## Begin GIVEN DATA
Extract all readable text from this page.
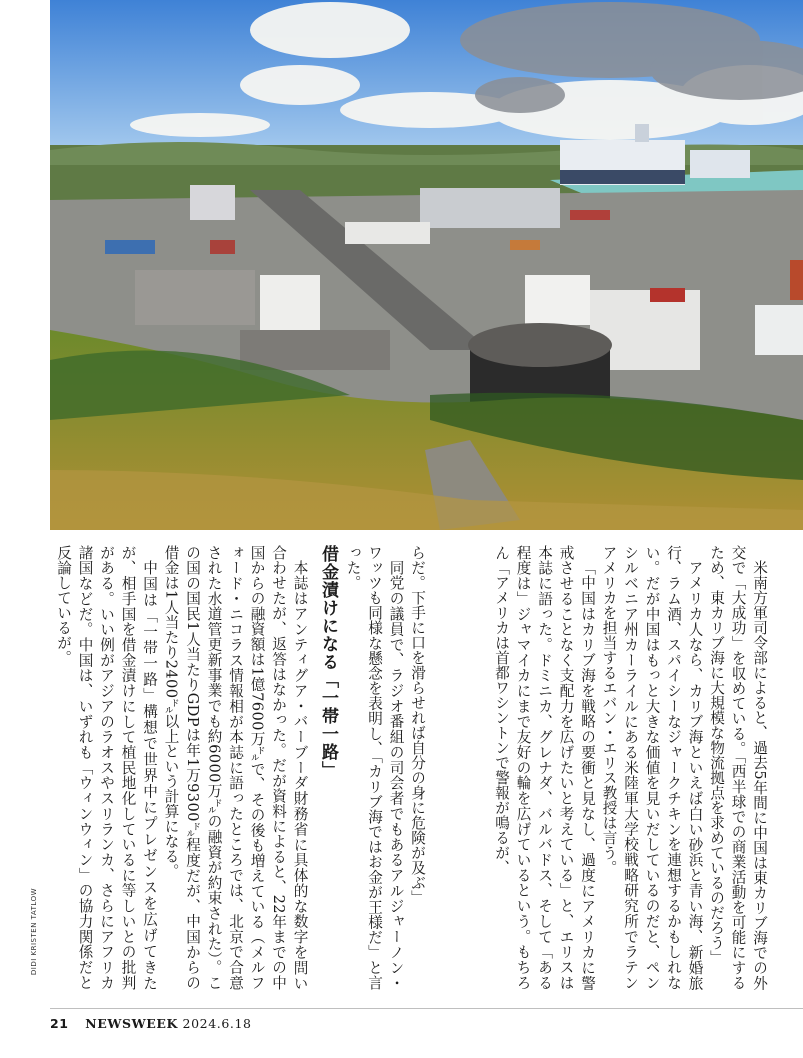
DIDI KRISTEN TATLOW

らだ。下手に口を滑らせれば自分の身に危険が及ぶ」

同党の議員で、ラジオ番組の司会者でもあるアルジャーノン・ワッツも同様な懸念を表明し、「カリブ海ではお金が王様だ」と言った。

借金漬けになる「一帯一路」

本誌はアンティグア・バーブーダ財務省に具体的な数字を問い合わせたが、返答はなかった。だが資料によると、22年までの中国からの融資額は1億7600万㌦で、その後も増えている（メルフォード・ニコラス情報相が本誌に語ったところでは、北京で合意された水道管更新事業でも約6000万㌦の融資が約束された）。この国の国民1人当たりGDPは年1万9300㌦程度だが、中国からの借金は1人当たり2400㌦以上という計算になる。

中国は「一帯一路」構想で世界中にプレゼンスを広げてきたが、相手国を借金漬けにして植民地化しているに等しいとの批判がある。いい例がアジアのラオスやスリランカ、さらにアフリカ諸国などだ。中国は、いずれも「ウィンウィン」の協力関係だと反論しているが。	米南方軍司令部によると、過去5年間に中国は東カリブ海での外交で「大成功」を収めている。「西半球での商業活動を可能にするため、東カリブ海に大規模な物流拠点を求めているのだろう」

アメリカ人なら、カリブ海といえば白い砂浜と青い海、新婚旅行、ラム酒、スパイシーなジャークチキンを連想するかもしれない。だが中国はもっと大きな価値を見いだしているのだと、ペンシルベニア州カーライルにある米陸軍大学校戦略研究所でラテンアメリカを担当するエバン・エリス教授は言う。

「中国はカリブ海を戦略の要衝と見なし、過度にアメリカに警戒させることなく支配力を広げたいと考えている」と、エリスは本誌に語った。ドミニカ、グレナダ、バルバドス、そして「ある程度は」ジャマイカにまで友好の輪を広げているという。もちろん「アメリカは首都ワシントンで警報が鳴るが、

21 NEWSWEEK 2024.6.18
## End GIVEN DATA
Drop the images and quote the entries word for word.

Extract all readable text from this page.
DIDI KRISTEN TATLOW

らだ。下手に口を滑らせれば自分の身に危険が及ぶ」

同党の議員で、ラジオ番組の司会者でもあるアルジャーノン・ワッツも同様な懸念を表明し、「カリブ海ではお金が王様だ」と言った。

借金漬けになる「一帯一路」

本誌はアンティグア・バーブーダ財務省に具体的な数字を問い合わせたが、返答はなかった。だが資料によると、22年までの中国からの融資額は1億7600万㌦で、その後も増えている（メルフォード・ニコラス情報相が本誌に語ったところでは、北京で合意された水道管更新事業でも約6000万㌦の融資が約束された）。この国の国民1人当たりGDPは年1万9300㌦程度だが、中国からの借金は1人当たり2400㌦以上という計算になる。

中国は「一帯一路」構想で世界中にプレゼンスを広げてきたが、相手国を借金漬けにして植民地化しているに等しいとの批判がある。いい例がアジアのラオスやスリランカ、さらにアフリカ諸国などだ。中国は、いずれも「ウィンウィン」の協力関係だと反論しているが。	米南方軍司令部によると、過去5年間に中国は東カリブ海での外交で「大成功」を収めている。「西半球での商業活動を可能にするため、東カリブ海に大規模な物流拠点を求めているのだろう」

アメリカ人なら、カリブ海といえば白い砂浜と青い海、新婚旅行、ラム酒、スパイシーなジャークチキンを連想するかもしれない。だが中国はもっと大きな価値を見いだしているのだと、ペンシルベニア州カーライルにある米陸軍大学校戦略研究所でラテンアメリカを担当するエバン・エリス教授は言う。

「中国はカリブ海を戦略の要衝と見なし、過度にアメリカに警戒させることなく支配力を広げたいと考えている」と、エリスは本誌に語った。ドミニカ、グレナダ、バルバドス、そして「ある程度は」ジャマイカにまで友好の輪を広げているという。もちろん「アメリカは首都ワシントンで警報が鳴るが、

21 NEWSWEEK 2024.6.18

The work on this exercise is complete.